### DATA FOR PROCESSING:
----
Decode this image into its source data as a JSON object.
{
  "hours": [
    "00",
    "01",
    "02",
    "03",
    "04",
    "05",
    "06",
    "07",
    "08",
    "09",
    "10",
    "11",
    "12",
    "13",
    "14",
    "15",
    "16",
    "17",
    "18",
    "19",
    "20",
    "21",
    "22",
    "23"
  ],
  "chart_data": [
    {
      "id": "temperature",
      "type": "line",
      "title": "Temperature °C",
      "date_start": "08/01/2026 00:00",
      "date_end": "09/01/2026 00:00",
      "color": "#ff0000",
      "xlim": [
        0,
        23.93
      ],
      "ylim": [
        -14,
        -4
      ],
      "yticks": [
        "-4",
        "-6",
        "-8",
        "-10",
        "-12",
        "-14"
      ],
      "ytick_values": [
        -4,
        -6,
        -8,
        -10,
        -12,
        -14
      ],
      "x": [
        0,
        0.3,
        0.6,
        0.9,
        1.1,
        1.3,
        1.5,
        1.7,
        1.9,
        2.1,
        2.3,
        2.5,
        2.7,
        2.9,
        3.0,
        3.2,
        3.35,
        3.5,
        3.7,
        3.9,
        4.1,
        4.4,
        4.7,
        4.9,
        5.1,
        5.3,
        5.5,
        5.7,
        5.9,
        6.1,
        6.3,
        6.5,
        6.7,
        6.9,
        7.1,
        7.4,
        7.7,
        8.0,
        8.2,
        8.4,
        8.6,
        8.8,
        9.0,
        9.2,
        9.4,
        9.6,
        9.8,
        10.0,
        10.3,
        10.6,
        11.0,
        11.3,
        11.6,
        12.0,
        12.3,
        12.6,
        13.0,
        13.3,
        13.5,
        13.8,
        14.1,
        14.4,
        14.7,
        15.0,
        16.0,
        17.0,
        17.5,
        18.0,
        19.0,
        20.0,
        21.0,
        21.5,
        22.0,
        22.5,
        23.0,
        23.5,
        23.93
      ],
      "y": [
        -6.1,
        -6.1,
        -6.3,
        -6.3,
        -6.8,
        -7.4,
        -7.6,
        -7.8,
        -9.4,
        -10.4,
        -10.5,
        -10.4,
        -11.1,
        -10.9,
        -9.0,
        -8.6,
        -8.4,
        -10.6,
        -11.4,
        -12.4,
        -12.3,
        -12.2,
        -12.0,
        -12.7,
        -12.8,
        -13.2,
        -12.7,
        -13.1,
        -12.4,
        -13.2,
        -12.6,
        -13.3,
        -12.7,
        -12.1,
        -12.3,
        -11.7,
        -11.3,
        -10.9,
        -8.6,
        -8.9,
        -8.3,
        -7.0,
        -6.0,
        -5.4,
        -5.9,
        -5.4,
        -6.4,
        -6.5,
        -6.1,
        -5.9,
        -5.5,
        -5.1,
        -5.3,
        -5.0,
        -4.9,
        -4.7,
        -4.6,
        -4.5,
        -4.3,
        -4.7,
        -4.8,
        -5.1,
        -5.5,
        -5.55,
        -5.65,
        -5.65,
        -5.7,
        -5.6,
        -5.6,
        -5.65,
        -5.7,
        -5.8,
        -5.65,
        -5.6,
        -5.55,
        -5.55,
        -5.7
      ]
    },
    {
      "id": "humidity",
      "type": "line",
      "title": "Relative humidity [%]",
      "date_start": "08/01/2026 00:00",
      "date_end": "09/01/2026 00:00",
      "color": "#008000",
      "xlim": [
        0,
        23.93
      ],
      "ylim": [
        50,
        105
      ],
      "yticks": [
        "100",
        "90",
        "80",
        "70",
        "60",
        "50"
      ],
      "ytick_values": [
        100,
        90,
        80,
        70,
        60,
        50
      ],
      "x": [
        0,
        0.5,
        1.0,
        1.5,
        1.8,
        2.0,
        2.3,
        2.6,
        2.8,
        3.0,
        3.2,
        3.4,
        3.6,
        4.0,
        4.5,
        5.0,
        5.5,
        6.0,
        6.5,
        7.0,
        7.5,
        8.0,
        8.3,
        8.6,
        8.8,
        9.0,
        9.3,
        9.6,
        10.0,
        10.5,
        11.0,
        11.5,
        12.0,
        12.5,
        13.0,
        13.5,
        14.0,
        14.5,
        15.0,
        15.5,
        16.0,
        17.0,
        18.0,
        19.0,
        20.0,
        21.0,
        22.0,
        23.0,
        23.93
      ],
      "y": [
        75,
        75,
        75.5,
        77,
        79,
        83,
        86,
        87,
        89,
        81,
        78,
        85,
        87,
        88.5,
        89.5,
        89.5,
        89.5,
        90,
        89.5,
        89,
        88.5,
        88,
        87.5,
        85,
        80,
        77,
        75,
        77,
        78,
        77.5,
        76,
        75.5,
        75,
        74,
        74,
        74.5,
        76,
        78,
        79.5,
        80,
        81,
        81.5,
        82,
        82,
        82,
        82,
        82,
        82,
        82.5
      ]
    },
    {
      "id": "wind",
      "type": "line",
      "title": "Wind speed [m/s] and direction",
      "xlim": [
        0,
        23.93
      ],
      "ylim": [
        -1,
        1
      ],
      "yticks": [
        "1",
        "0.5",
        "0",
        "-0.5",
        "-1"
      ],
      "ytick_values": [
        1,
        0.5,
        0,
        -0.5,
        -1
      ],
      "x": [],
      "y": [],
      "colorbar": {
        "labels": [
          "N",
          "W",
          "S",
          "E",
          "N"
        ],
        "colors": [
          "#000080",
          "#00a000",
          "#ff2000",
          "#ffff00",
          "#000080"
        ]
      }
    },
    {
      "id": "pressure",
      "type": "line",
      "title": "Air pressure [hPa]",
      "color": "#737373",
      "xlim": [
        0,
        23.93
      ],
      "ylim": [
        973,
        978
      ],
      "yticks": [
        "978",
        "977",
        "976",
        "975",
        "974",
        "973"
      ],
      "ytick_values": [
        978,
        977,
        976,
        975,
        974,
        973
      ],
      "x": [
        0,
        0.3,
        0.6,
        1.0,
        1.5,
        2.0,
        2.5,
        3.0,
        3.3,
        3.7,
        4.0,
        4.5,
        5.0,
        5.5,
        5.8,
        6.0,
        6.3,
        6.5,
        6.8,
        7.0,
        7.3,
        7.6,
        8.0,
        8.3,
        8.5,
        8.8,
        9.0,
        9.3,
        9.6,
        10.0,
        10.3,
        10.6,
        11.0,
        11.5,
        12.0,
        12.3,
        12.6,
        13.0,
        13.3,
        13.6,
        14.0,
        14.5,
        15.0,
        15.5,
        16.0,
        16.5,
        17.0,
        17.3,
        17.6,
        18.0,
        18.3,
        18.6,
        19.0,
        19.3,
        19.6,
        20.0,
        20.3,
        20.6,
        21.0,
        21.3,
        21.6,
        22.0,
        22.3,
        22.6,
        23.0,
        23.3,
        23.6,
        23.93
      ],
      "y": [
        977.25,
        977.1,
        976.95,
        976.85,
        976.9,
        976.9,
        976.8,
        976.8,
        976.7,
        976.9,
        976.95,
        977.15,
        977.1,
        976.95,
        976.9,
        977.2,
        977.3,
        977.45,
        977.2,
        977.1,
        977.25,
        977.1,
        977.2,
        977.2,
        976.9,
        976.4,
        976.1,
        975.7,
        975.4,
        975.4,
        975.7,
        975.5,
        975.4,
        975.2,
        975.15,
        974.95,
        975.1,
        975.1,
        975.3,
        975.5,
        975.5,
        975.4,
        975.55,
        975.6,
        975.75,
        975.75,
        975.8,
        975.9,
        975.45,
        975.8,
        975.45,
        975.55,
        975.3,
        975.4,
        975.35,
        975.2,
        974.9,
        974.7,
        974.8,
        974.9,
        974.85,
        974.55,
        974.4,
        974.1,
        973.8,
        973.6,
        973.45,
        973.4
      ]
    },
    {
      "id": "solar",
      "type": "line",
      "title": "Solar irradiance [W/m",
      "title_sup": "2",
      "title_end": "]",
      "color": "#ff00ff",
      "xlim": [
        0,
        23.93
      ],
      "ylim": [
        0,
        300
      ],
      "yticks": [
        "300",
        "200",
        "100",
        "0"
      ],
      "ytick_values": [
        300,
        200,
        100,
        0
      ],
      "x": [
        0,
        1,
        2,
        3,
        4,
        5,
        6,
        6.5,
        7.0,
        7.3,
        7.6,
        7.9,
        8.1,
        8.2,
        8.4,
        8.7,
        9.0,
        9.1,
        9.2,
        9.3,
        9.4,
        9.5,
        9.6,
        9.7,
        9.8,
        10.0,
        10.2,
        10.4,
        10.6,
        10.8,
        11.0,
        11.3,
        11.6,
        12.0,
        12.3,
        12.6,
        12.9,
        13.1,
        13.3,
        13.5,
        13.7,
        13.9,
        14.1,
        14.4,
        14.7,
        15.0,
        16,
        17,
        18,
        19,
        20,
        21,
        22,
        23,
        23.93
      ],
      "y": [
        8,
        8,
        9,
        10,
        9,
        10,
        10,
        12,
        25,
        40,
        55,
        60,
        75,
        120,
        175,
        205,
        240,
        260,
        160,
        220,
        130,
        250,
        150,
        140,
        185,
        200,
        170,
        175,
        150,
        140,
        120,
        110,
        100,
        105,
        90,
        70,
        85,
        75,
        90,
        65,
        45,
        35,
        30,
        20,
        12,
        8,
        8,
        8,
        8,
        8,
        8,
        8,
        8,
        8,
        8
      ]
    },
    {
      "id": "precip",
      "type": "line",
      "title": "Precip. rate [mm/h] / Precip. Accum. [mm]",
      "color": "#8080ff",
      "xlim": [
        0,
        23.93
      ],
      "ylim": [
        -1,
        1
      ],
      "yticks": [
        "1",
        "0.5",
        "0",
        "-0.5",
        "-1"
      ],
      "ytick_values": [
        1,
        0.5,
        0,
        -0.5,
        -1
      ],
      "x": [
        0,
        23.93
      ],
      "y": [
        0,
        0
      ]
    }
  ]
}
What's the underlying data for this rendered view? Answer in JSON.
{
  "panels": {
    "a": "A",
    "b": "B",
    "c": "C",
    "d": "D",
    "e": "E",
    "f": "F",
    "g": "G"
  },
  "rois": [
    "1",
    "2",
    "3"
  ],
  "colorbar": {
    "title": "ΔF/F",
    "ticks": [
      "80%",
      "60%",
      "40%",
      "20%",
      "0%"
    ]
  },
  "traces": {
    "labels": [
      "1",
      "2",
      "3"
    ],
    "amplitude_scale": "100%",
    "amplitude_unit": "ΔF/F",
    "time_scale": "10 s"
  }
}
----
### PROBLEM DESCRIPTION:
Select, from the listing, all lines that include the word "this".

### EXERCISE RESULT:
Decode this image into its source data as a JSON object.
What's the underlying data for this rendered view? Answer in JSON.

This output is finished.